Given request:
Rewrite every line of the records below as a Markdown table with two columns, Row for the row number and Line for the line itself, skipping any blank lines. Leave the pictures out of the table.
— START —
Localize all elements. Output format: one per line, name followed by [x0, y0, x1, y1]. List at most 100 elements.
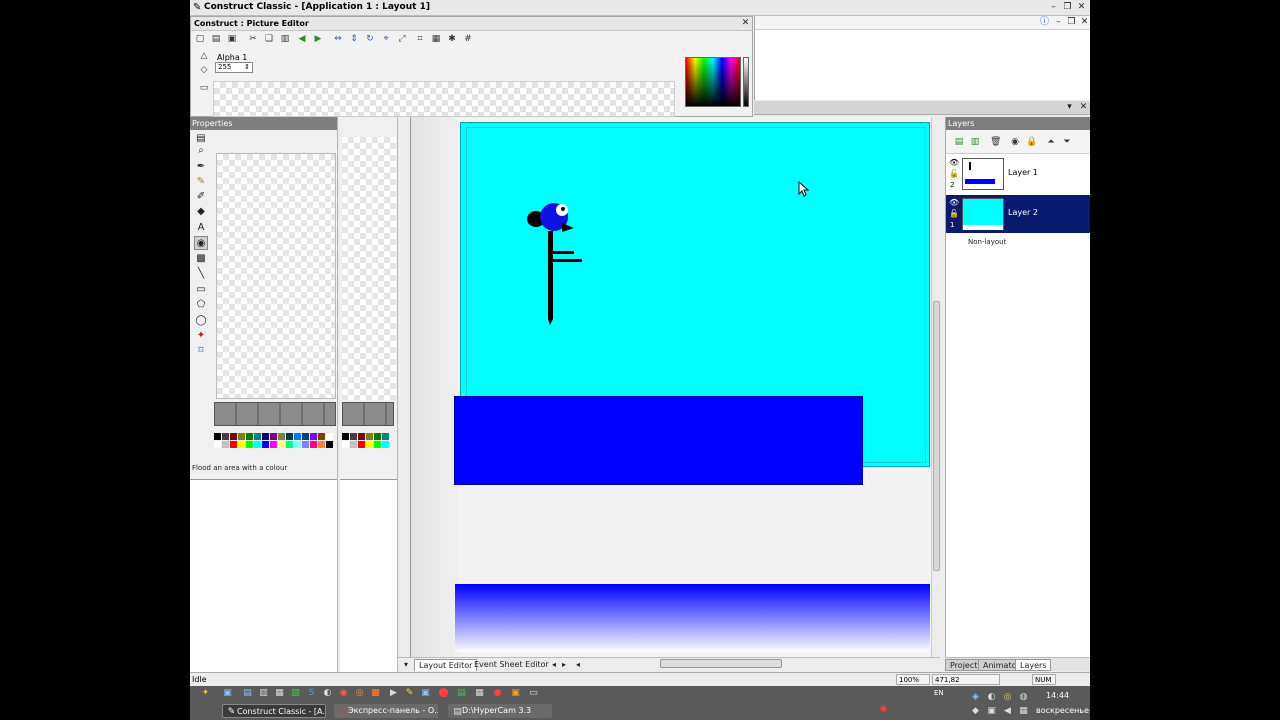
palette-swatch[interactable] [270, 433, 277, 440]
spray-tool-icon[interactable]: ▩ [194, 252, 208, 266]
layer-visibility-icon[interactable]: ◉ [1010, 137, 1020, 147]
palette-swatch[interactable] [262, 433, 269, 440]
eraser-tool-icon[interactable]: ◆ [194, 205, 208, 219]
hotspot-icon[interactable]: ⌗ [415, 34, 425, 44]
palette-swatch[interactable] [366, 441, 373, 448]
quicklaunch-icon-4[interactable]: ▥ [258, 688, 269, 699]
palette-swatch[interactable] [318, 433, 325, 440]
brightness-slider[interactable] [743, 57, 749, 107]
palette-swatch[interactable] [222, 433, 229, 440]
palette-swatch[interactable] [214, 433, 221, 440]
palette-swatch[interactable] [270, 441, 277, 448]
secondary-frame-strip[interactable] [342, 402, 394, 426]
palette-swatch[interactable] [342, 433, 349, 440]
quicklaunch-icon-16[interactable]: ▤ [456, 688, 467, 699]
task-hypercam[interactable]: D:\HyperCam 3.3 [448, 704, 552, 718]
vertical-scrollbar[interactable] [931, 117, 940, 657]
palette-swatch[interactable] [294, 441, 301, 448]
palette-swatch[interactable] [366, 433, 373, 440]
insert-layer-icon[interactable]: ▥ [970, 137, 980, 147]
quicklaunch-icon-8[interactable]: ◐ [322, 688, 333, 699]
quicklaunch-icon-17[interactable]: ▦ [474, 688, 485, 699]
quicklaunch-icon-3[interactable]: ▤ [242, 688, 253, 699]
palette-swatch[interactable] [374, 433, 381, 440]
tray-icon-5[interactable]: ◆ [970, 706, 981, 717]
resize-icon[interactable]: ⤢ [397, 34, 407, 44]
move-layer-up-icon[interactable]: ⏶ [1046, 137, 1056, 147]
layer-lock-icon[interactable]: 🔒 [1026, 137, 1037, 147]
shape-tool-icon[interactable]: △ [199, 51, 209, 61]
delete-layer-icon[interactable]: 🗑 [990, 137, 1001, 147]
layout-dropdown-icon[interactable]: ▾ [1064, 102, 1075, 113]
task-construct-classic[interactable]: Construct Classic - [A... [222, 704, 326, 718]
quicklaunch-icon-2[interactable]: ▣ [222, 688, 233, 699]
brush-tool-icon[interactable]: ✐ [194, 190, 208, 204]
palette-swatch[interactable] [350, 441, 357, 448]
undo-icon[interactable]: ◀ [297, 34, 307, 44]
quicklaunch-icon-12[interactable]: ▶ [388, 688, 399, 699]
quicklaunch-icon-15[interactable]: ⬤ [438, 688, 449, 699]
color-picker[interactable] [685, 57, 741, 107]
quicklaunch-icon-19[interactable]: ▣ [510, 688, 521, 699]
eyedropper-tool-icon[interactable]: ✒ [194, 160, 208, 174]
maximize-icon[interactable]: ❐ [1062, 2, 1073, 13]
network-icon[interactable]: ▦ [1018, 706, 1029, 717]
tray-icon-4[interactable]: ◍ [1018, 692, 1029, 703]
quicklaunch-icon-13[interactable]: ✎ [404, 688, 415, 699]
volume-icon[interactable]: ◀ [1002, 706, 1013, 717]
secondary-canvas[interactable] [342, 137, 396, 400]
redo-icon[interactable]: ▶ [313, 34, 323, 44]
palette-swatch[interactable] [278, 433, 285, 440]
palette-swatch[interactable] [254, 433, 261, 440]
pencil-tool-icon[interactable]: ✎ [194, 175, 208, 189]
palette-swatch[interactable] [262, 441, 269, 448]
frame-strip[interactable] [214, 402, 336, 426]
language-indicator[interactable]: EN [934, 689, 944, 697]
animation-frame-canvas[interactable] [216, 153, 336, 399]
quicklaunch-icon-20[interactable]: ▭ [528, 688, 539, 699]
palette-swatch[interactable] [374, 441, 381, 448]
quicklaunch-icon-1[interactable]: ✦ [200, 688, 211, 699]
quicklaunch-icon-10[interactable]: ◎ [354, 688, 365, 699]
palette-swatch[interactable] [302, 441, 309, 448]
save-icon[interactable]: ▣ [227, 34, 237, 44]
gradient-object[interactable] [455, 584, 930, 652]
tab-layers[interactable]: Layers [1015, 659, 1052, 671]
task-opera[interactable]: Экспресс-панель - О... [334, 704, 438, 718]
layer-row-layer-1[interactable]: 👁 🔓 2 Layer 1 [946, 155, 1090, 193]
tab-next-icon[interactable]: ▸ [558, 659, 570, 671]
rect-select-tool-icon[interactable]: ▭ [199, 83, 209, 93]
hotspot-tool-icon[interactable]: ✦ [194, 329, 208, 343]
layer-row-layer-2[interactable]: 👁 🔓 1 Layer 2 [946, 195, 1090, 233]
palette-swatch[interactable] [278, 441, 285, 448]
secondary-color-palette[interactable] [342, 433, 394, 449]
palette-swatch[interactable] [254, 441, 261, 448]
quicklaunch-icon-7[interactable]: S [306, 688, 317, 699]
alpha-value-field[interactable]: 255 ⇕ [215, 62, 253, 73]
scroll-left-icon[interactable]: ◂ [572, 659, 584, 671]
palette-swatch[interactable] [286, 441, 293, 448]
palette-swatch[interactable] [286, 433, 293, 440]
text-tool-icon[interactable]: A [194, 221, 208, 235]
rotate-icon[interactable]: ↻ [365, 34, 375, 44]
palette-swatch[interactable] [230, 441, 237, 448]
palette-swatch[interactable] [246, 441, 253, 448]
quicklaunch-icon-11[interactable]: ▩ [370, 688, 381, 699]
lasso-tool-icon[interactable]: ◇ [199, 65, 209, 75]
ellipse-tool-icon[interactable]: ◯ [194, 314, 208, 328]
tray-icon-2[interactable]: ◐ [986, 692, 997, 703]
palette-swatch[interactable] [326, 433, 333, 440]
palette-swatch[interactable] [358, 433, 365, 440]
palette-swatch[interactable] [302, 433, 309, 440]
clock[interactable]: 14:44 [1046, 691, 1069, 700]
quicklaunch-icon-6[interactable]: ▧ [290, 688, 301, 699]
cut-icon[interactable]: ✂ [248, 34, 258, 44]
palette-swatch[interactable] [230, 433, 237, 440]
lock-icon[interactable]: 🔓 [949, 169, 959, 178]
picture-editor-canvas[interactable] [213, 81, 675, 117]
layout-editor[interactable] [410, 117, 940, 657]
tab-scroll-down-icon[interactable]: ▾ [400, 659, 412, 671]
line-tool-icon[interactable]: ╲ [194, 267, 208, 281]
rectangle-tool-icon[interactable]: ▭ [194, 283, 208, 297]
help-icon[interactable]: ⓘ [1039, 17, 1050, 28]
— END —
Solution to this problem:
| Row | Line |
|---|---|
| 1 | Localize all elements. Output format: one per line, name followed by [x0, y0, x1, y1]. List at most 100 elements. |
| 2 | palette-swatch[interactable] [270, 433, 277, 440] |
| 3 | spray-tool-icon[interactable]: ▩ [194, 252, 208, 266] |
| 4 | layer-visibility-icon[interactable]: ◉ [1010, 137, 1020, 147] |
| 5 | palette-swatch[interactable] [262, 433, 269, 440] |
| 6 | eraser-tool-icon[interactable]: ◆ [194, 205, 208, 219] |
| 7 | hotspot-icon[interactable]: ⌗ [415, 34, 425, 44] |
| 8 | palette-swatch[interactable] [366, 441, 373, 448] |
| 9 | quicklaunch-icon-4[interactable]: ▥ [258, 688, 269, 699] |
| 10 | palette-swatch[interactable] [318, 433, 325, 440] |
| 11 | brightness-slider[interactable] [743, 57, 749, 107] |
| 12 | palette-swatch[interactable] [222, 433, 229, 440] |
| 13 | palette-swatch[interactable] [214, 433, 221, 440] |
| 14 | palette-swatch[interactable] [270, 441, 277, 448] |
| 15 | secondary-frame-strip[interactable] [342, 402, 394, 426] |
| 16 | palette-swatch[interactable] [342, 433, 349, 440] |
| 17 | quicklaunch-icon-16[interactable]: ▤ [456, 688, 467, 699] |
| 18 | task-hypercam[interactable]: D:\HyperCam 3.3 [448, 704, 552, 718] |
| 19 | vertical-scrollbar[interactable] [931, 117, 940, 657] |
| 20 | palette-swatch[interactable] [294, 441, 301, 448] |
| 21 | palette-swatch[interactable] [366, 433, 373, 440] |
| 22 | insert-layer-icon[interactable]: ▥ [970, 137, 980, 147] |
| 23 | quicklaunch-icon-8[interactable]: ◐ [322, 688, 333, 699] |
| 24 | quicklaunch-icon-17[interactable]: ▦ [474, 688, 485, 699] |
| 25 | quicklaunch-icon-3[interactable]: ▤ [242, 688, 253, 699] |
| 26 | palette-swatch[interactable] [374, 433, 381, 440] |
| 27 | tray-icon-5[interactable]: ◆ [970, 706, 981, 717] |
| 28 | resize-icon[interactable]: ⤢ [397, 34, 407, 44] |
| 29 | move-layer-up-icon[interactable]: ⏶ [1046, 137, 1056, 147] |
| 30 | layer-lock-icon[interactable]: 🔒 [1026, 137, 1037, 147] |
| 31 | shape-tool-icon[interactable]: △ [199, 51, 209, 61] |
| 32 | delete-layer-icon[interactable]: 🗑 [990, 137, 1001, 147] |
| 33 | layout-dropdown-icon[interactable]: ▾ [1064, 102, 1075, 113] |
| 34 | task-construct-classic[interactable]: Construct Classic - [A... [222, 704, 326, 718] |
| 35 | quicklaunch-icon-2[interactable]: ▣ [222, 688, 233, 699] |
| 36 | brush-tool-icon[interactable]: ✐ [194, 190, 208, 204] |
| 37 | palette-swatch[interactable] [350, 441, 357, 448] |
| 38 | undo-icon[interactable]: ◀ [297, 34, 307, 44] |
| 39 | quicklaunch-icon-12[interactable]: ▶ [388, 688, 399, 699] |
| 40 | quicklaunch-icon-15[interactable]: ⬤ [438, 688, 449, 699] |
| 41 | color-picker[interactable] [685, 57, 741, 107] |
| 42 | quicklaunch-icon-19[interactable]: ▣ [510, 688, 521, 699] |
| 43 | eyedropper-tool-icon[interactable]: ✒ [194, 160, 208, 174] |
| 44 | maximize-icon[interactable]: ❐ [1062, 2, 1073, 13] |
| 45 | network-icon[interactable]: ▦ [1018, 706, 1029, 717] |
| 46 | tray-icon-4[interactable]: ◍ [1018, 692, 1029, 703] |
| 47 | quicklaunch-icon-13[interactable]: ✎ [404, 688, 415, 699] |
| 48 | volume-icon[interactable]: ◀ [1002, 706, 1013, 717] |
| 49 | secondary-canvas[interactable] [342, 137, 396, 400] |
| 50 | redo-icon[interactable]: ▶ [313, 34, 323, 44] |
| 51 | palette-swatch[interactable] [278, 433, 285, 440] |
| 52 | palette-swatch[interactable] [254, 433, 261, 440] |
| 53 | pencil-tool-icon[interactable]: ✎ [194, 175, 208, 189] |
| 54 | palette-swatch[interactable] [262, 441, 269, 448] |
| 55 | frame-strip[interactable] [214, 402, 336, 426] |
| 56 | language-indicator[interactable]: EN [934, 689, 944, 697] |
| 57 | animation-frame-canvas[interactable] [216, 153, 336, 399] |
| 58 | quicklaunch-icon-20[interactable]: ▭ [528, 688, 539, 699] |
| 59 | palette-swatch[interactable] [374, 441, 381, 448] |
| 60 | quicklaunch-icon-1[interactable]: ✦ [200, 688, 211, 699] |
| 61 | quicklaunch-icon-10[interactable]: ◎ [354, 688, 365, 699] |
| 62 | palette-swatch[interactable] [302, 441, 309, 448] |
| 63 | save-icon[interactable]: ▣ [227, 34, 237, 44] |
| 64 | gradient-object[interactable] [455, 584, 930, 652] |
| 65 | tab-layers[interactable]: Layers [1015, 659, 1052, 671] |
| 66 | task-opera[interactable]: Экспресс-панель - О... [334, 704, 438, 718] |
| 67 | layer-row-layer-1[interactable]: 👁 🔓 2 Layer 1 [946, 155, 1090, 193] |
| 68 | tab-next-icon[interactable]: ▸ [558, 659, 570, 671] |
| 69 | rect-select-tool-icon[interactable]: ▭ [199, 83, 209, 93] |
| 70 | hotspot-tool-icon[interactable]: ✦ [194, 329, 208, 343] |
| 71 | layer-row-layer-2[interactable]: 👁 🔓 1 Layer 2 [946, 195, 1090, 233] |
| 72 | palette-swatch[interactable] [278, 441, 285, 448] |
| 73 | secondary-color-palette[interactable] [342, 433, 394, 449] |
| 74 | palette-swatch[interactable] [254, 441, 261, 448] |
| 75 | quicklaunch-icon-7[interactable]: S [306, 688, 317, 699] |
| 76 | alpha-value-field[interactable]: 255 ⇕ [215, 62, 253, 73] |
| 77 | scroll-left-icon[interactable]: ◂ [572, 659, 584, 671] |
| 78 | palette-swatch[interactable] [286, 441, 293, 448] |
| 79 | palette-swatch[interactable] [286, 433, 293, 440] |
| 80 | text-tool-icon[interactable]: A [194, 221, 208, 235] |
| 81 | rotate-icon[interactable]: ↻ [365, 34, 375, 44] |
| 82 | palette-swatch[interactable] [230, 441, 237, 448] |
| 83 | palette-swatch[interactable] [246, 441, 253, 448] |
| 84 | quicklaunch-icon-11[interactable]: ▩ [370, 688, 381, 699] |
| 85 | lasso-tool-icon[interactable]: ◇ [199, 65, 209, 75] |
| 86 | ellipse-tool-icon[interactable]: ◯ [194, 314, 208, 328] |
| 87 | tray-icon-2[interactable]: ◐ [986, 692, 997, 703] |
| 88 | palette-swatch[interactable] [326, 433, 333, 440] |
| 89 | palette-swatch[interactable] [358, 433, 365, 440] |
| 90 | palette-swatch[interactable] [302, 433, 309, 440] |
| 91 | clock[interactable]: 14:44 [1046, 691, 1069, 700] |
| 92 | quicklaunch-icon-6[interactable]: ▧ [290, 688, 301, 699] |
| 93 | cut-icon[interactable]: ✂ [248, 34, 258, 44] |
| 94 | palette-swatch[interactable] [230, 433, 237, 440] |
| 95 | lock-icon[interactable]: 🔓 [949, 169, 959, 178] |
| 96 | picture-editor-canvas[interactable] [213, 81, 675, 117] |
| 97 | layout-editor[interactable] [410, 117, 940, 657] |
| 98 | tab-scroll-down-icon[interactable]: ▾ [400, 659, 412, 671] |
| 99 | line-tool-icon[interactable]: ╲ [194, 267, 208, 281] |
| 100 | rectangle-tool-icon[interactable]: ▭ [194, 283, 208, 297] |
| 101 | help-icon[interactable]: ⓘ [1039, 17, 1050, 28] |